> [Data for processing]
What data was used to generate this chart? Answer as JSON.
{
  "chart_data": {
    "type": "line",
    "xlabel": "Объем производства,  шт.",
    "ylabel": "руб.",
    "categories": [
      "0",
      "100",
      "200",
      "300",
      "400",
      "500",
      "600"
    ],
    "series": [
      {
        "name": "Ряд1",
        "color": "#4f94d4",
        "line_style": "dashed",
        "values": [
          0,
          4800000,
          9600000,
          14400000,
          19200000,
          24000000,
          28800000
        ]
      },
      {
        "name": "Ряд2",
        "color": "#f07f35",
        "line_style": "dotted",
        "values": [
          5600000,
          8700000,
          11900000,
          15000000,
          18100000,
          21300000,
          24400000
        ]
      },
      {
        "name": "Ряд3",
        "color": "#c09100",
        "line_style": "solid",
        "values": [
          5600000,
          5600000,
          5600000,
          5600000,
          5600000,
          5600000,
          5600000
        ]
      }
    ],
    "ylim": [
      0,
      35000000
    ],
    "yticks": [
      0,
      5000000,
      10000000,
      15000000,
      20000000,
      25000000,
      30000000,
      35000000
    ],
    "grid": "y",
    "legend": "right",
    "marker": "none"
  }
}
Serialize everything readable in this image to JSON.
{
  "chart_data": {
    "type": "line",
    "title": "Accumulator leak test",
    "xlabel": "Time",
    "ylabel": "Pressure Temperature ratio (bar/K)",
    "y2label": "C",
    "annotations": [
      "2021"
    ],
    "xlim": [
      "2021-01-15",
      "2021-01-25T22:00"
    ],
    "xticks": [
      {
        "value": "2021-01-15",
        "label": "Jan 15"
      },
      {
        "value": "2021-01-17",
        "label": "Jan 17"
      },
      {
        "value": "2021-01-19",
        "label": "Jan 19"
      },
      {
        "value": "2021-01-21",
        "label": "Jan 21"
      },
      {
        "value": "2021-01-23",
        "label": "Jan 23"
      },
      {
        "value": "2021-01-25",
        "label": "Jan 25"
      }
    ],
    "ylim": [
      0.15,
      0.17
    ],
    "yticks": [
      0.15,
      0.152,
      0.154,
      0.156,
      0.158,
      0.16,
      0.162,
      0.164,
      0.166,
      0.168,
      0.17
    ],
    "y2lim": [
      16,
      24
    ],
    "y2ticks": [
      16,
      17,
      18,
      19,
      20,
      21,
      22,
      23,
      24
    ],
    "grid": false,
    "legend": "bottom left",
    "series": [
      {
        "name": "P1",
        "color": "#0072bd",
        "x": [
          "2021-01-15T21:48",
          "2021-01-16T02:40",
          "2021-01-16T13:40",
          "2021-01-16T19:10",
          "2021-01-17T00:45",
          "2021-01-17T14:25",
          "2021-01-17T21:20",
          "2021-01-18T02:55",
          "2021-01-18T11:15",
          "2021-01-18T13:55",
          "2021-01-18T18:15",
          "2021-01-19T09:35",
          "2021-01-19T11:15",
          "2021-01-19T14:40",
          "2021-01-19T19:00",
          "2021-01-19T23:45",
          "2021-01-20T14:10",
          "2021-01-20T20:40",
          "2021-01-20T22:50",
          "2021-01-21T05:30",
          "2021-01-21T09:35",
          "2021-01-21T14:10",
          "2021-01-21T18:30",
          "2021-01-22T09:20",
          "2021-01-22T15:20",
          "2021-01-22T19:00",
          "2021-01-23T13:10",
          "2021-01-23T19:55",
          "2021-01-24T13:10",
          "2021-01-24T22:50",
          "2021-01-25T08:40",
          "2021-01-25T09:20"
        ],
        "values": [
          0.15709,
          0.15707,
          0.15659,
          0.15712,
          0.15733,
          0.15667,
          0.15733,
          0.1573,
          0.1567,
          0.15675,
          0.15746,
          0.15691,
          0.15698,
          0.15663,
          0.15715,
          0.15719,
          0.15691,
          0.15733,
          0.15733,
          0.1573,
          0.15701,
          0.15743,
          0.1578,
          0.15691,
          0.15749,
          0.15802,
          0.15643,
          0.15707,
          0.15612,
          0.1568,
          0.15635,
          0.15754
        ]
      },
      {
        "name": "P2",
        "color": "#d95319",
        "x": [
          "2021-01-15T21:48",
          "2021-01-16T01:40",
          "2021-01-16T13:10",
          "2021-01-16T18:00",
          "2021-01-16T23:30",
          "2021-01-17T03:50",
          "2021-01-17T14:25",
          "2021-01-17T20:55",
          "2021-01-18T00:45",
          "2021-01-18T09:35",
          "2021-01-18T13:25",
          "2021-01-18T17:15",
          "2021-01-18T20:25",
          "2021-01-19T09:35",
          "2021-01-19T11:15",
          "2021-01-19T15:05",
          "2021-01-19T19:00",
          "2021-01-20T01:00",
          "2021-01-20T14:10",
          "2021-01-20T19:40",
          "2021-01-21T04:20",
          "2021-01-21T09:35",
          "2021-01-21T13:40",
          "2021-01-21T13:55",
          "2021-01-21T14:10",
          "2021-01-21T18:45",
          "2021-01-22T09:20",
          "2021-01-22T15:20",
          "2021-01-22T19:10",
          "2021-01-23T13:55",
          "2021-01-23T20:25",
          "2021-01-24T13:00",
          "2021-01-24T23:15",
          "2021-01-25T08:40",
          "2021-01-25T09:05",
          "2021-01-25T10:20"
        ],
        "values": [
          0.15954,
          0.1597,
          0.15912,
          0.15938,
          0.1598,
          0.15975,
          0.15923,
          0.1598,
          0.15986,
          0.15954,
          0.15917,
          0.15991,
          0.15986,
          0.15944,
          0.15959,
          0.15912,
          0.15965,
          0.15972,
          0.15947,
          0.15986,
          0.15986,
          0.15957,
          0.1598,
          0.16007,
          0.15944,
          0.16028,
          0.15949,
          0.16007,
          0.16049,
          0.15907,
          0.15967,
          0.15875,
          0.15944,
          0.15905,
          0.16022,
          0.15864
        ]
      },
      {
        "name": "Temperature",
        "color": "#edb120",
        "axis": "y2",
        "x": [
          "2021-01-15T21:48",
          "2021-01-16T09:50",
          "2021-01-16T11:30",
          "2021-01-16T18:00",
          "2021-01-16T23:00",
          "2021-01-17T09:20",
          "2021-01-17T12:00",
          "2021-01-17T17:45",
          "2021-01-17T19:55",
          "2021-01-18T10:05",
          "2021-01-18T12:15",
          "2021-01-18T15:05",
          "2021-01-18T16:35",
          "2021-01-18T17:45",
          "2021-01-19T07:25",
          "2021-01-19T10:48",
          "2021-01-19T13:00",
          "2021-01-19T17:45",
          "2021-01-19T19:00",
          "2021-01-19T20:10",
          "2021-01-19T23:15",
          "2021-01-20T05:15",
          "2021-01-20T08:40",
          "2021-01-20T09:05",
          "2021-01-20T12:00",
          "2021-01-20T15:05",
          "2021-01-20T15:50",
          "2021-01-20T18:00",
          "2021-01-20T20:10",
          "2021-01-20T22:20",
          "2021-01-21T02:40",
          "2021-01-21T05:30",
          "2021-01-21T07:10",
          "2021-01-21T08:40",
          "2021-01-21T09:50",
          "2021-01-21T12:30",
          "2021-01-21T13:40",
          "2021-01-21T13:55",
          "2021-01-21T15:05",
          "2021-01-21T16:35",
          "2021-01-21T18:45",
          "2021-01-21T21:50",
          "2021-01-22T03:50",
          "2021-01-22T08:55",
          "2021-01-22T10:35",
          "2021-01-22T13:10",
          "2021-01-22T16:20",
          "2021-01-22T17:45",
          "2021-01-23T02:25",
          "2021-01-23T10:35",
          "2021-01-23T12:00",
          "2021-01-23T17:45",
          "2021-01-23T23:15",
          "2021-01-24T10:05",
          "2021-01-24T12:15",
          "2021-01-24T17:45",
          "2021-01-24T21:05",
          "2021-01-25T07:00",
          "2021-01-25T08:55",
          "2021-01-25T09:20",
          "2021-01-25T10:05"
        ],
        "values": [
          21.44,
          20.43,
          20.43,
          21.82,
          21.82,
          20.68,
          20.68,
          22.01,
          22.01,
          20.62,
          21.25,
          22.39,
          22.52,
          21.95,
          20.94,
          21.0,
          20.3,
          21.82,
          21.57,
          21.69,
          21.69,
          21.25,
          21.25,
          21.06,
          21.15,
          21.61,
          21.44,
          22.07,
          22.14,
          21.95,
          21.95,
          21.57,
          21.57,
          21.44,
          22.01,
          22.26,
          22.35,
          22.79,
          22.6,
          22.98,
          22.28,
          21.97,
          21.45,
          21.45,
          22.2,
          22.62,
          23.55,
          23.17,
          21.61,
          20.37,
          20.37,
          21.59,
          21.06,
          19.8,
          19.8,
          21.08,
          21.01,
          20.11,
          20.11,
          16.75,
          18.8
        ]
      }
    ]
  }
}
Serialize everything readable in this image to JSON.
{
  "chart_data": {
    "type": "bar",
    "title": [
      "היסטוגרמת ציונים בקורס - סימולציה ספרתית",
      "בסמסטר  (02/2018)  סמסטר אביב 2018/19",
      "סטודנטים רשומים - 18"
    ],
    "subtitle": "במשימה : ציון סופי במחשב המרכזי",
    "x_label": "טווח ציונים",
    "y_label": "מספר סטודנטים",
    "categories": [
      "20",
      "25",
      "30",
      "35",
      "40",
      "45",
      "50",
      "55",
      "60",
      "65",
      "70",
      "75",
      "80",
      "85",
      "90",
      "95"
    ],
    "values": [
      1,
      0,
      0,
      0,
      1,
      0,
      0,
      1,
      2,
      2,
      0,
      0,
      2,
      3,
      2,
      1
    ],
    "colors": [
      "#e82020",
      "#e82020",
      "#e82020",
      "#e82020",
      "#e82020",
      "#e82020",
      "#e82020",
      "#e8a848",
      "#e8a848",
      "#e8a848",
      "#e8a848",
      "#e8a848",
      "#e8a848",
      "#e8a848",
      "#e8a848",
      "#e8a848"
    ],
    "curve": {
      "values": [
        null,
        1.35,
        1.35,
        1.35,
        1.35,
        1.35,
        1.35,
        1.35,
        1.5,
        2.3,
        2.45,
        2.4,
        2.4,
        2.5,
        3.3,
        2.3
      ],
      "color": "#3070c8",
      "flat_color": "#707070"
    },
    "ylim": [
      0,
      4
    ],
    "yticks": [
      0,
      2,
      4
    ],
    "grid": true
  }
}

> [Exercise] Report only a number: how many lines in the material above contain the string "ylabel".

> [Finished answer] 2